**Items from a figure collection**
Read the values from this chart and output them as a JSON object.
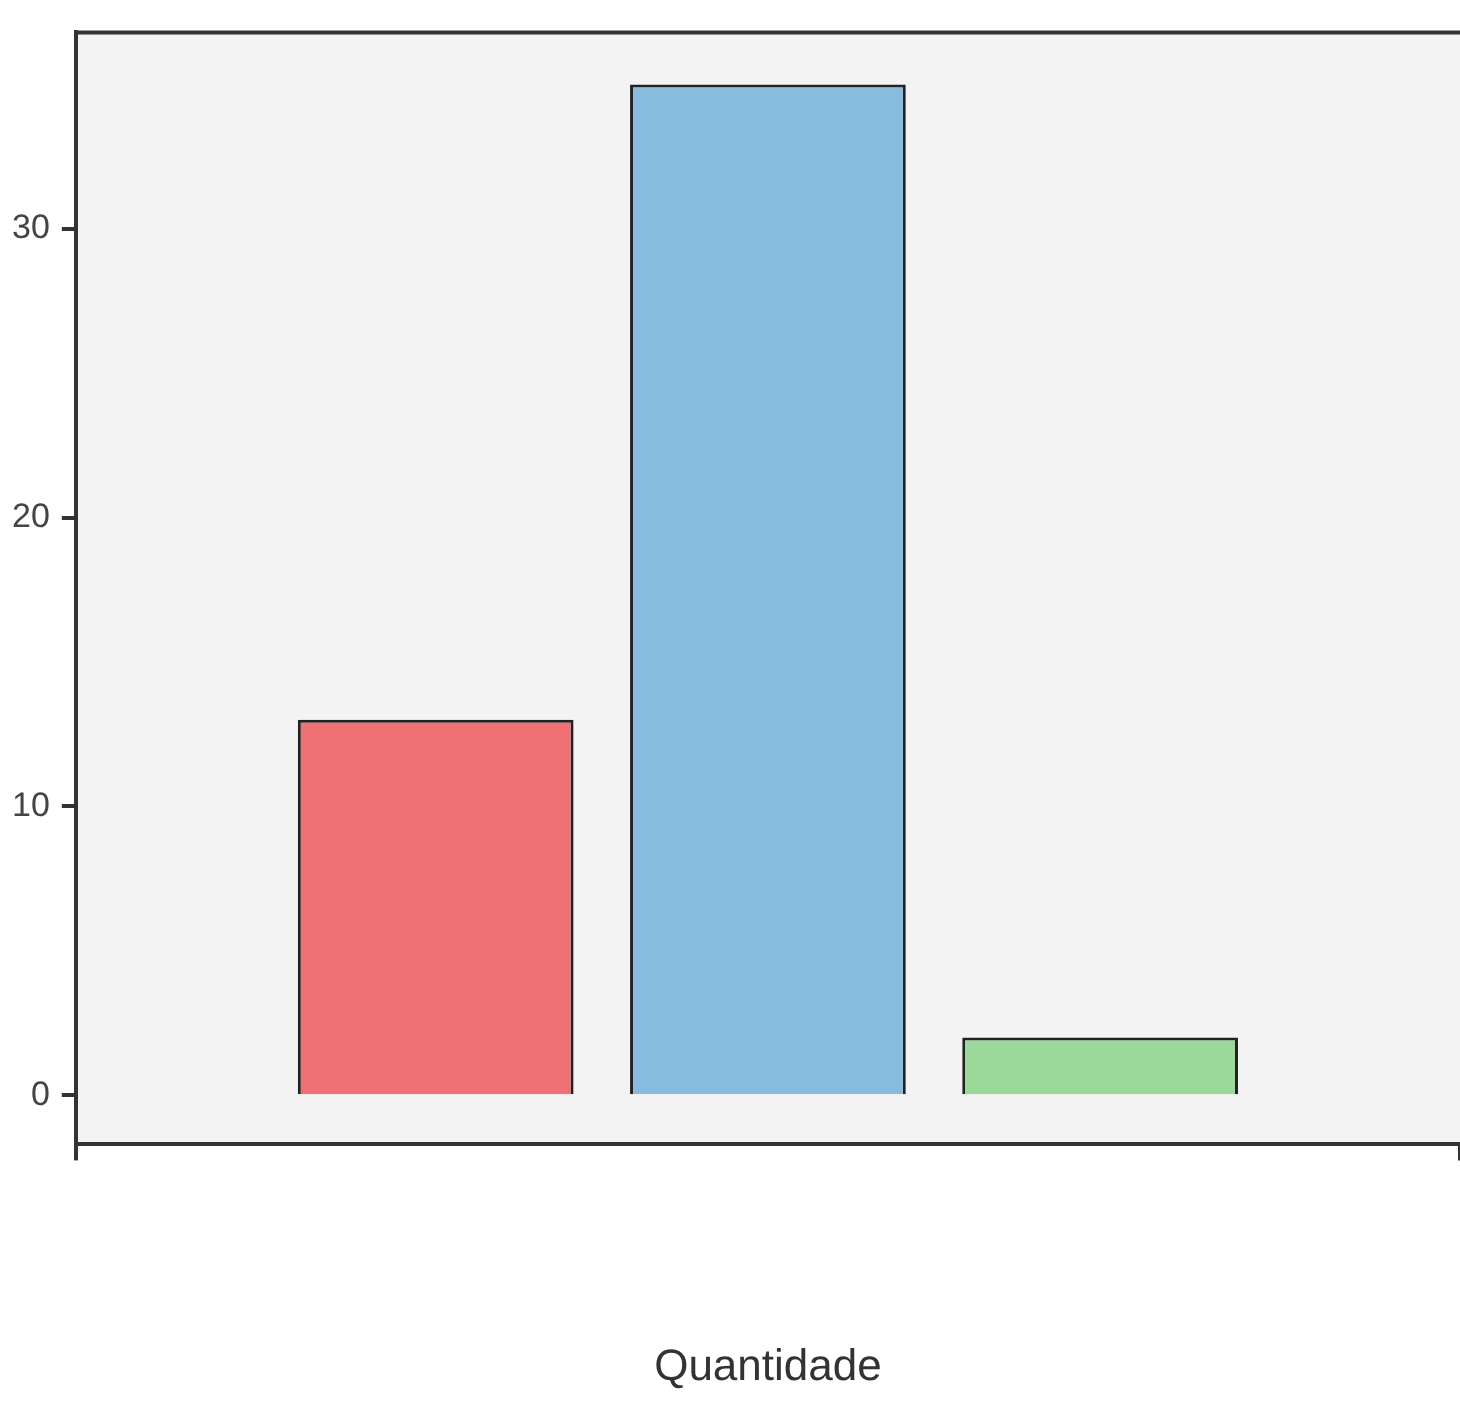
{
  "chart_data": {
    "type": "bar",
    "xlabel": "Quantidade",
    "categories": [
      null
    ],
    "series": [
      {
        "color": "#f07173",
        "values": [
          13
        ]
      },
      {
        "color": "#88bcdf",
        "values": [
          35
        ]
      },
      {
        "color": "#9ad99a",
        "values": [
          2
        ]
      }
    ],
    "ylim": [
      -1.7,
      36.8
    ],
    "yticks": [
      0,
      10,
      20,
      30
    ],
    "grid": false,
    "legend": false
  }
}
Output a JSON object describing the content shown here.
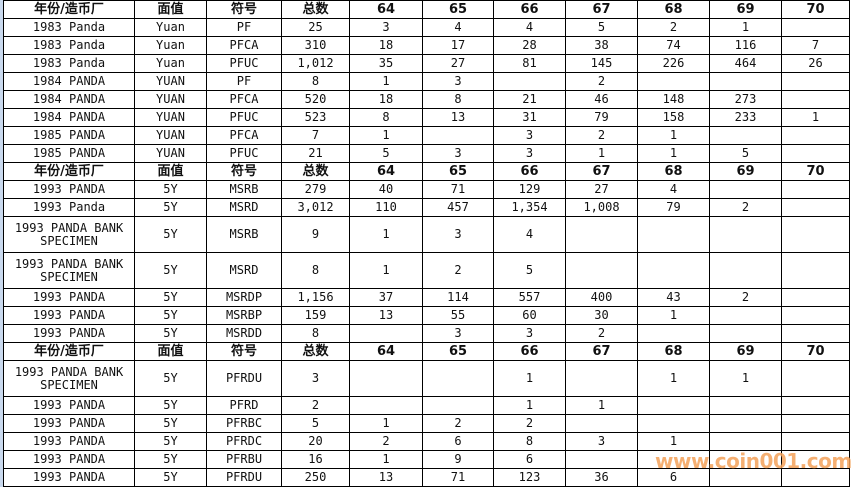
{
  "header": [
    "年份/造币厂",
    "面值",
    "符号",
    "总数",
    "64",
    "65",
    "66",
    "67",
    "68",
    "69",
    "70"
  ],
  "sections": [
    {
      "rows": [
        [
          "1983 Panda",
          "Yuan",
          "PF",
          "25",
          "3",
          "4",
          "4",
          "5",
          "2",
          "1",
          ""
        ],
        [
          "1983 Panda",
          "Yuan",
          "PFCA",
          "310",
          "18",
          "17",
          "28",
          "38",
          "74",
          "116",
          "7"
        ],
        [
          "1983 Panda",
          "Yuan",
          "PFUC",
          "1,012",
          "35",
          "27",
          "81",
          "145",
          "226",
          "464",
          "26"
        ],
        [
          "1984 PANDA",
          "YUAN",
          "PF",
          "8",
          "1",
          "3",
          "",
          "2",
          "",
          "",
          ""
        ],
        [
          "1984 PANDA",
          "YUAN",
          "PFCA",
          "520",
          "18",
          "8",
          "21",
          "46",
          "148",
          "273",
          ""
        ],
        [
          "1984 PANDA",
          "YUAN",
          "PFUC",
          "523",
          "8",
          "13",
          "31",
          "79",
          "158",
          "233",
          "1"
        ],
        [
          "1985 PANDA",
          "YUAN",
          "PFCA",
          "7",
          "1",
          "",
          "3",
          "2",
          "1",
          "",
          ""
        ],
        [
          "1985 PANDA",
          "YUAN",
          "PFUC",
          "21",
          "5",
          "3",
          "3",
          "1",
          "1",
          "5",
          ""
        ]
      ]
    },
    {
      "rows": [
        [
          "1993 PANDA",
          "5Y",
          "MSRB",
          "279",
          "40",
          "71",
          "129",
          "27",
          "4",
          "",
          ""
        ],
        [
          "1993 Panda",
          "5Y",
          "MSRD",
          "3,012",
          "110",
          "457",
          "1,354",
          "1,008",
          "79",
          "2",
          ""
        ],
        [
          "1993 PANDA BANK SPECIMEN",
          "5Y",
          "MSRB",
          "9",
          "1",
          "3",
          "4",
          "",
          "",
          "",
          ""
        ],
        [
          "1993 PANDA BANK SPECIMEN",
          "5Y",
          "MSRD",
          "8",
          "1",
          "2",
          "5",
          "",
          "",
          "",
          ""
        ],
        [
          "1993 PANDA",
          "5Y",
          "MSRDP",
          "1,156",
          "37",
          "114",
          "557",
          "400",
          "43",
          "2",
          ""
        ],
        [
          "1993 PANDA",
          "5Y",
          "MSRBP",
          "159",
          "13",
          "55",
          "60",
          "30",
          "1",
          "",
          ""
        ],
        [
          "1993 PANDA",
          "5Y",
          "MSRDD",
          "8",
          "",
          "3",
          "3",
          "2",
          "",
          "",
          ""
        ]
      ]
    },
    {
      "rows": [
        [
          "1993 PANDA BANK SPECIMEN",
          "5Y",
          "PFRDU",
          "3",
          "",
          "",
          "1",
          "",
          "1",
          "1",
          ""
        ],
        [
          "1993 PANDA",
          "5Y",
          "PFRD",
          "2",
          "",
          "",
          "1",
          "1",
          "",
          "",
          ""
        ],
        [
          "1993 PANDA",
          "5Y",
          "PFRBC",
          "5",
          "1",
          "2",
          "2",
          "",
          "",
          "",
          ""
        ],
        [
          "1993 PANDA",
          "5Y",
          "PFRDC",
          "20",
          "2",
          "6",
          "8",
          "3",
          "1",
          "",
          ""
        ],
        [
          "1993 PANDA",
          "5Y",
          "PFRBU",
          "16",
          "1",
          "9",
          "6",
          "",
          "",
          "",
          ""
        ],
        [
          "1993 PANDA",
          "5Y",
          "PFRDU",
          "250",
          "13",
          "71",
          "123",
          "36",
          "6",
          "",
          ""
        ]
      ]
    }
  ],
  "watermark": "www.coin001.com",
  "colors": {
    "watermark": "#f4a25a",
    "border": "#000000"
  }
}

**WORK TO COMPLETE**
Looking back at the lines above, state how many contain the word "object", and supply nothing besides the number.

**SOLUTION TO THE EXERCISE**
2